— Begin PROVIDED DATA —

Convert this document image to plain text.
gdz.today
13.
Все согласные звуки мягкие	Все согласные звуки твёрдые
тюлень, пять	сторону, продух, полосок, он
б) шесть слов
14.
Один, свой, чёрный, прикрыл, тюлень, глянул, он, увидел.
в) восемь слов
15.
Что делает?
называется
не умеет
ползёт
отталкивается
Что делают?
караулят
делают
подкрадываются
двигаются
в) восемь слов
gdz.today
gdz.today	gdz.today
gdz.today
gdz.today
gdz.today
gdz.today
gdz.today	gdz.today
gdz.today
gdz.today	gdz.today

— End PROVIDED DATA —

= WHAT IS ASKED =
Set down the entries above again, word for word.

= SOLUTION TO THE PROBLEM =
Convert this document image to plain text.
gdz.today
13.
Все согласные звуки мягкие	Все согласные звуки твёрдые
тюлень, пять	сторону, продух, полосок, он
б) шесть слов
14.
Один, свой, чёрный, прикрыл, тюлень, глянул, он, увидел.
в) восемь слов
15.
Что делает?
называется
не умеет
ползёт
отталкивается
Что делают?
караулят
делают
подкрадываются
двигаются
в) восемь слов
gdz.today
gdz.today	gdz.today
gdz.today
gdz.today
gdz.today
gdz.today
gdz.today	gdz.today
gdz.today
gdz.today	gdz.today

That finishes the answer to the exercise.